(Records that describe figures)

* START *

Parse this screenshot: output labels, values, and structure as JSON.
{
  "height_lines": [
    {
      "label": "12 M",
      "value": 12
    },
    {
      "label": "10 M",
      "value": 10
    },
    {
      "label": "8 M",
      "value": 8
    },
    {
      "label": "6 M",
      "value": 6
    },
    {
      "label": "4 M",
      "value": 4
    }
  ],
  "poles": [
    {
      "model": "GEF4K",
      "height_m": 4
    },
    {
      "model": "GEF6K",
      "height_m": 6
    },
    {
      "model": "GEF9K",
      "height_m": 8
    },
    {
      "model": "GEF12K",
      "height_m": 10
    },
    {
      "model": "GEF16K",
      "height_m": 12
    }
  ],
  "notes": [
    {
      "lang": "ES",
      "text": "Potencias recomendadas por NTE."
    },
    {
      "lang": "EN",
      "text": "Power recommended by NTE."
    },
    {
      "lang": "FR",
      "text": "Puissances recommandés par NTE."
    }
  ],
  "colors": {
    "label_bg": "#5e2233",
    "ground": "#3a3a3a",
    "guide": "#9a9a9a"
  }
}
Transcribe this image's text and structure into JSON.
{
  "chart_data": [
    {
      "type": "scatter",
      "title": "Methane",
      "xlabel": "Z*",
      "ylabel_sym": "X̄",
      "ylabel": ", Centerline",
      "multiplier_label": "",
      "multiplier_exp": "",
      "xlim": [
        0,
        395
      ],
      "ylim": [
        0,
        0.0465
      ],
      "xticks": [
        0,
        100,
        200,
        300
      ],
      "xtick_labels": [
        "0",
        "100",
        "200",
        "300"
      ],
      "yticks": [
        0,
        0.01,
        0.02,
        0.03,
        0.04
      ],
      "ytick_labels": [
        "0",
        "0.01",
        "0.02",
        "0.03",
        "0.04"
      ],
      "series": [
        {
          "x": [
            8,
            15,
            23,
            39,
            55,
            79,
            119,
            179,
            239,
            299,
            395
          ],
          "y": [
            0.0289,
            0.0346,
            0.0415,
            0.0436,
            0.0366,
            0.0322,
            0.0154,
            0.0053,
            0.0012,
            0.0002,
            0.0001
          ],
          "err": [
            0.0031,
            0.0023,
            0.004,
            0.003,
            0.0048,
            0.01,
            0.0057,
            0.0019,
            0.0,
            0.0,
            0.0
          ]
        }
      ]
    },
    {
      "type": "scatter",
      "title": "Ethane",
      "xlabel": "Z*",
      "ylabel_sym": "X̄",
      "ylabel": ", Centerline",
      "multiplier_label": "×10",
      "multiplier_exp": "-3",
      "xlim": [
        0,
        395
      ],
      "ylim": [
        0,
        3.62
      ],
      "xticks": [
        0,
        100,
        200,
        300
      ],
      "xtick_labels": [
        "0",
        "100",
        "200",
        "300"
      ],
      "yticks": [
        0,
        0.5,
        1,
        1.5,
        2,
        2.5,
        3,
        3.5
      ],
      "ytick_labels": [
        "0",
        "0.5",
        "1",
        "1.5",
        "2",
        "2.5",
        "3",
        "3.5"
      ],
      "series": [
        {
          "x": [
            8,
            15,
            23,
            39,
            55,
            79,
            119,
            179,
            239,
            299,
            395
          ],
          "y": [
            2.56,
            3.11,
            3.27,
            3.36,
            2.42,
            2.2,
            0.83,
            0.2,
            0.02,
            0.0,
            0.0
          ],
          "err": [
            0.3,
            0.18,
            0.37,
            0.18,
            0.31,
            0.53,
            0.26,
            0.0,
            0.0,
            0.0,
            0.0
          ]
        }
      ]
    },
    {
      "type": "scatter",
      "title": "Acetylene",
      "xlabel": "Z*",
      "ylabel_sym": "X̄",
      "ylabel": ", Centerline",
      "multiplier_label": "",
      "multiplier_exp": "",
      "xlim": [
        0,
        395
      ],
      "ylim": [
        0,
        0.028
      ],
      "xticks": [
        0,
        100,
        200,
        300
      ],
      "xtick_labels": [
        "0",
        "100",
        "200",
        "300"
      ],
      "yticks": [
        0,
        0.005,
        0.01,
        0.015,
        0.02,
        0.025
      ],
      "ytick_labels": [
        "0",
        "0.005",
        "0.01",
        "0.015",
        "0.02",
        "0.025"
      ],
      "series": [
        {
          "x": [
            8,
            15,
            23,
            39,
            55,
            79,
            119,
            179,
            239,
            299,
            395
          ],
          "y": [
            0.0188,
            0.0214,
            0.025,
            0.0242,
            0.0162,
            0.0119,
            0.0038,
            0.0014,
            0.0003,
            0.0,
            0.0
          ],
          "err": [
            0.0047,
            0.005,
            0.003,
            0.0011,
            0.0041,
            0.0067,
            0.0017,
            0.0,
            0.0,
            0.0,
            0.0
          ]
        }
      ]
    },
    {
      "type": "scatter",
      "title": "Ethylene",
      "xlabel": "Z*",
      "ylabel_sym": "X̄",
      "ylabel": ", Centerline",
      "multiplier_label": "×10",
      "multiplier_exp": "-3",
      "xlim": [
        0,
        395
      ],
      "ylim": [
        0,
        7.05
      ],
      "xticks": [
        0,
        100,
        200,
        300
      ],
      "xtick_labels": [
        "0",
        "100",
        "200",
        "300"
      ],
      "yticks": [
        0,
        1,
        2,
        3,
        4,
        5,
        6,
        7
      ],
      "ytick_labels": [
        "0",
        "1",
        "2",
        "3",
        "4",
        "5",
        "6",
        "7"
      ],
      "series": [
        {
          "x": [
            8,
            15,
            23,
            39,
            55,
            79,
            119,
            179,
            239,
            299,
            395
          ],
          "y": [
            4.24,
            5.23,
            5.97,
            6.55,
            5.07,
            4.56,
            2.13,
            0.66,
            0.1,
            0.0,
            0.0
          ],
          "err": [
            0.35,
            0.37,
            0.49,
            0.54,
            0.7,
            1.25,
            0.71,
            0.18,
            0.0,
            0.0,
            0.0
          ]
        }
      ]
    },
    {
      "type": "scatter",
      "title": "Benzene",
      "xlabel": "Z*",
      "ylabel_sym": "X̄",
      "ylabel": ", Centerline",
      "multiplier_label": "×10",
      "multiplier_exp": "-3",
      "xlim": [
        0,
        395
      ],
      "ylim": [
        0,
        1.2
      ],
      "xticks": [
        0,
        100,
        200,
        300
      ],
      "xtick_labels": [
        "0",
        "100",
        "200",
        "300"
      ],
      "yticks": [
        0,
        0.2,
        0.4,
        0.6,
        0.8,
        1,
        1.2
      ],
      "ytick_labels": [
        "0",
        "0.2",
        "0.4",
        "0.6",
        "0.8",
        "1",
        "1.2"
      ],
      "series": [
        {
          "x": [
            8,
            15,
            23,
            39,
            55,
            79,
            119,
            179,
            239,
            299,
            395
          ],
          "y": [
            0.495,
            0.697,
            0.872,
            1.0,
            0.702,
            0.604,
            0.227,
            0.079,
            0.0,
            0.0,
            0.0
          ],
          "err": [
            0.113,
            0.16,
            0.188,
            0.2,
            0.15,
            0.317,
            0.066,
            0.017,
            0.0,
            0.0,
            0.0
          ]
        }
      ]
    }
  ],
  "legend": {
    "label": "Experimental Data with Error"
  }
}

* END *

### PROMPT:
Find every line with the word "JSON" and state how many there are, with no other words.

### EXERCISE ANSWER:
2